>> Begin ENTRIES SUPPLIED
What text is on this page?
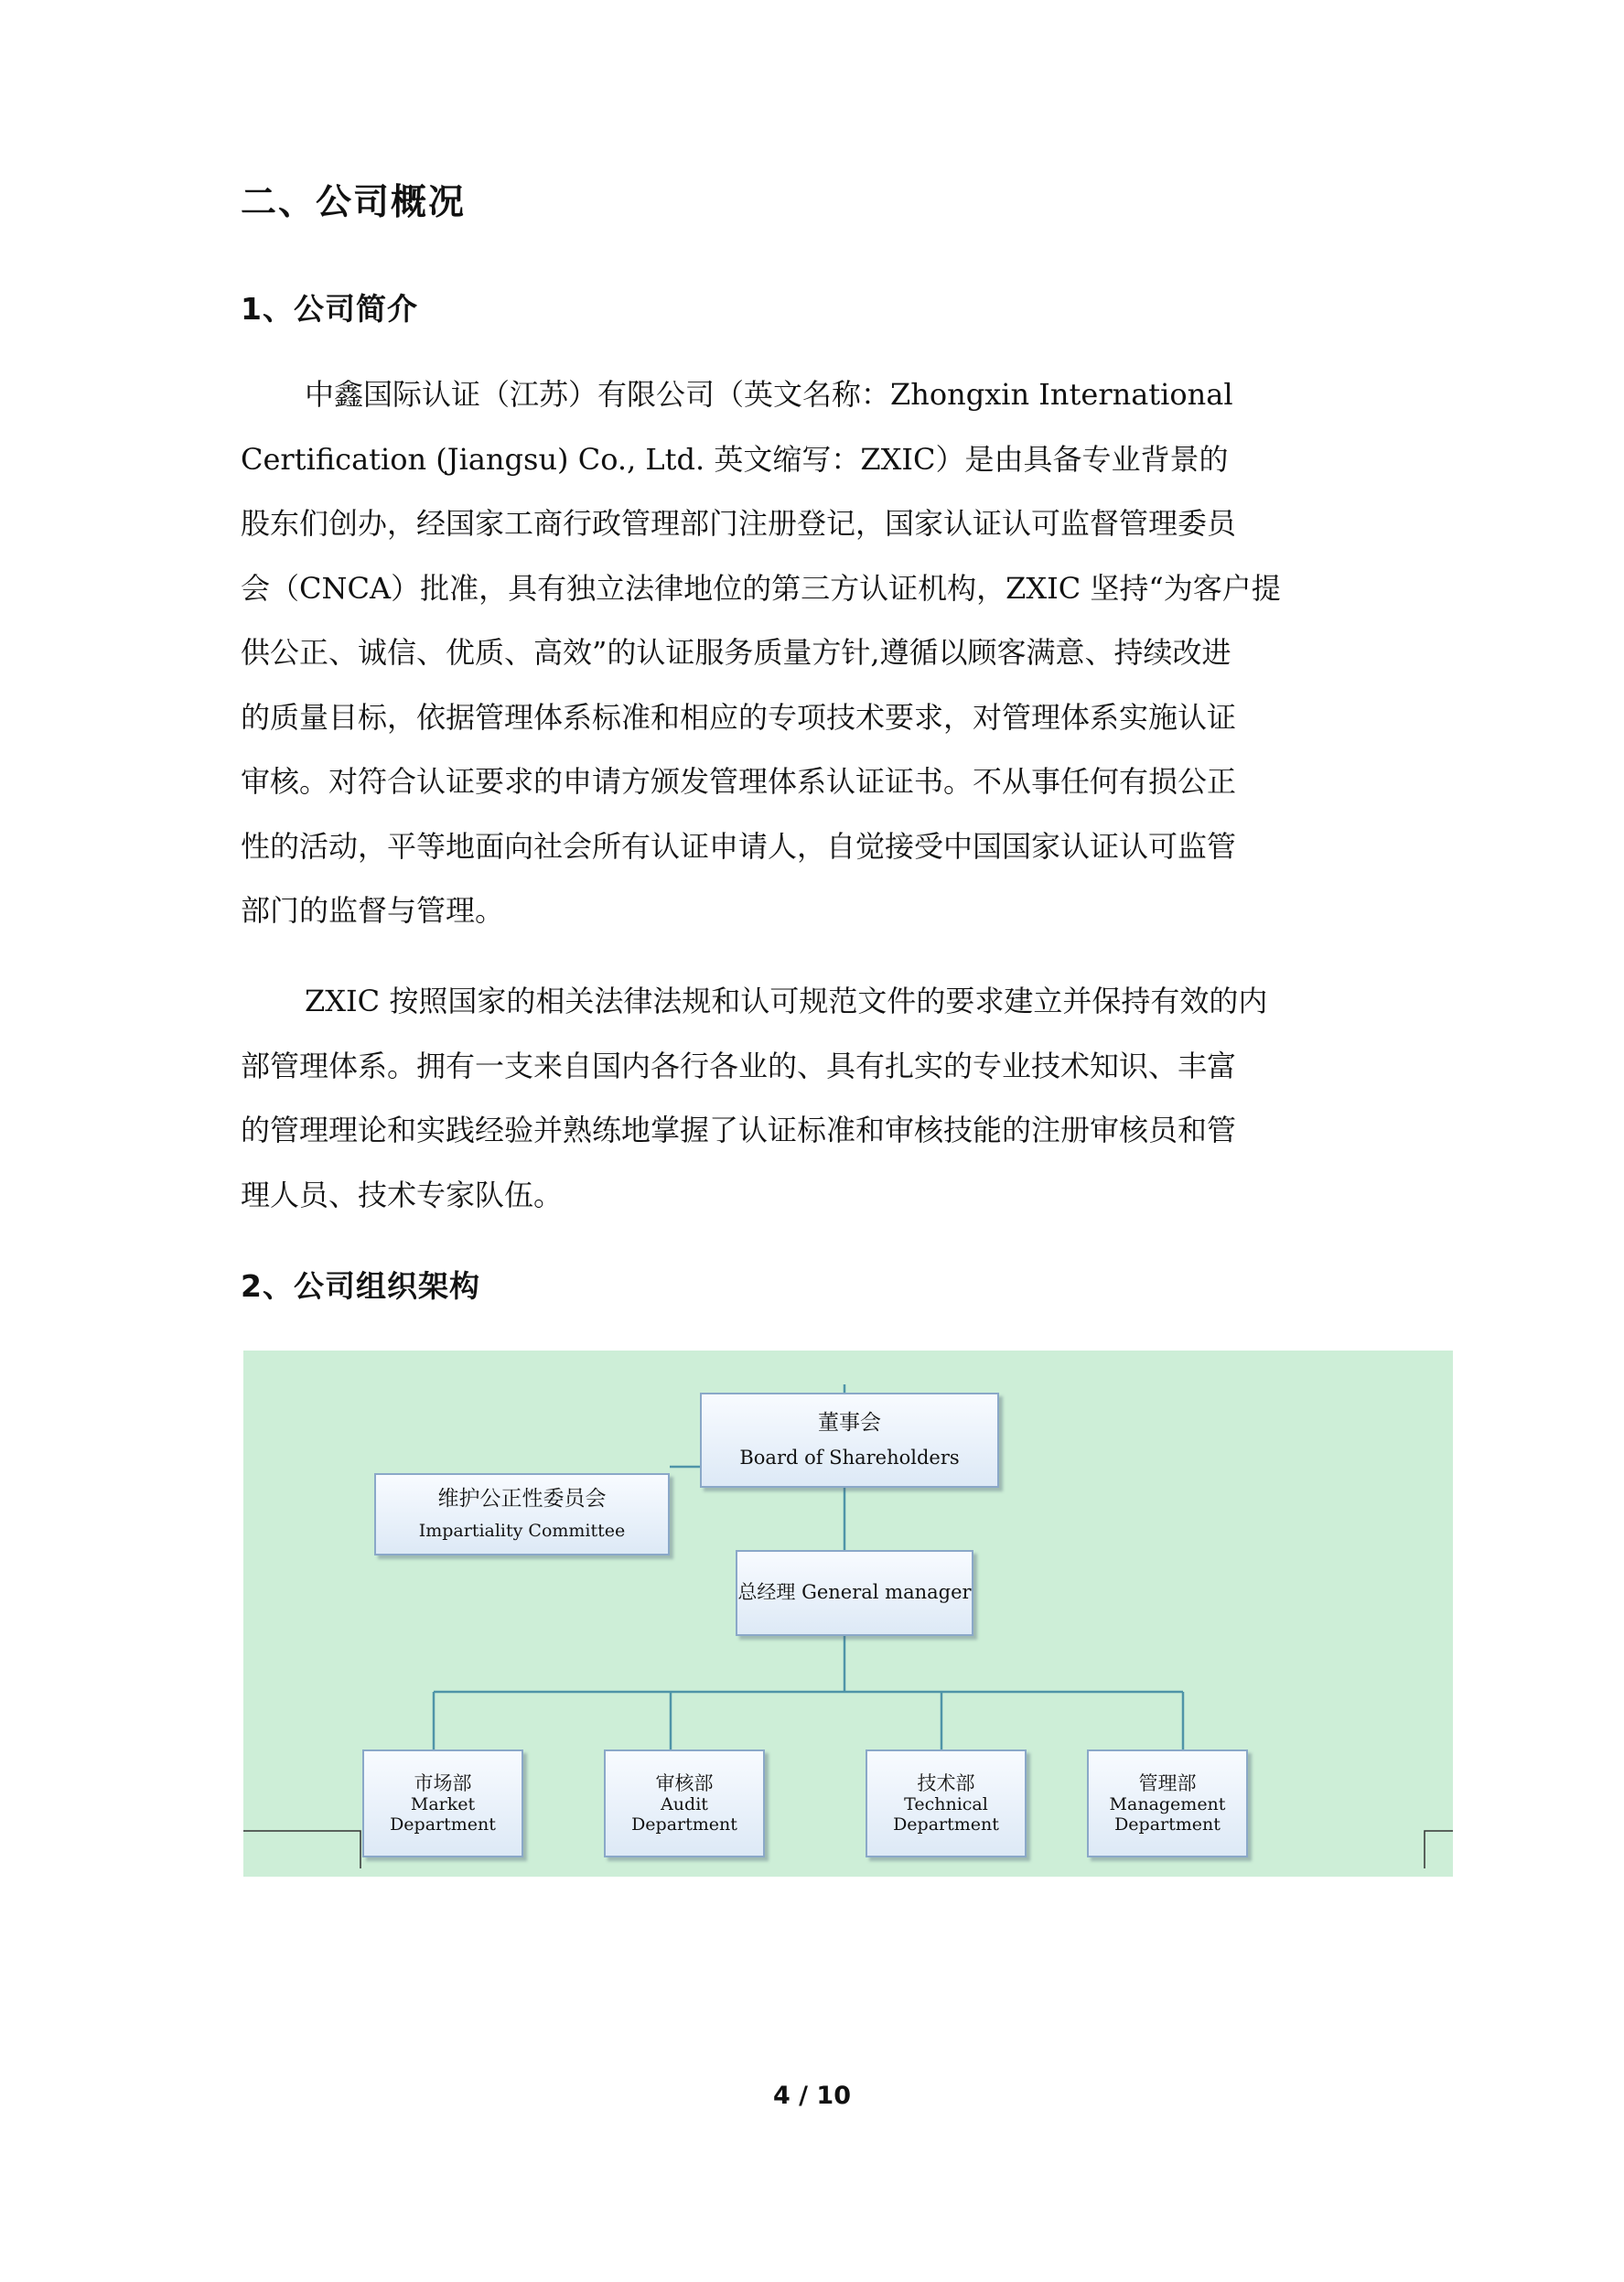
二、公司概况
1、公司简介
中鑫国际认证（江苏）有限公司（英文名称：Zhongxin International
Certification (Jiangsu) Co., Ltd. 英文缩写：ZXIC）是由具备专业背景的
股东们创办，经国家工商行政管理部门注册登记，国家认证认可监督管理委员
会（CNCA）批准，具有独立法律地位的第三方认证机构，ZXIC 坚持“为客户提
供公正、诚信、优质、高效”的认证服务质量方针,遵循以顾客满意、持续改进
的质量目标，依据管理体系标准和相应的专项技术要求，对管理体系实施认证
审核。对符合认证要求的申请方颁发管理体系认证证书。不从事任何有损公正
性的活动，平等地面向社会所有认证申请人，自觉接受中国国家认证认可监管
部门的监督与管理。
ZXIC 按照国家的相关法律法规和认可规范文件的要求建立并保持有效的内
部管理体系。拥有一支来自国内各行各业的、具有扎实的专业技术知识、丰富
的管理理论和实践经验并熟练地掌握了认证标准和审核技能的注册审核员和管
理人员、技术专家队伍。
2、公司组织架构
董事会
Board of Shareholders
维护公正性委员会
Impartiality Committee
总经理 General manager
市场部
Market
Department
审核部
Audit
Department
技术部
Technical
Department
管理部
Management
Department
4 / 10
>> End ENTRIES SUPPLIED
WHAT THE TASK REQUIRES: Your answer should be a single number: the count of lines in the data that include the word "ZXIC".

COMPLETE OUTPUT: 3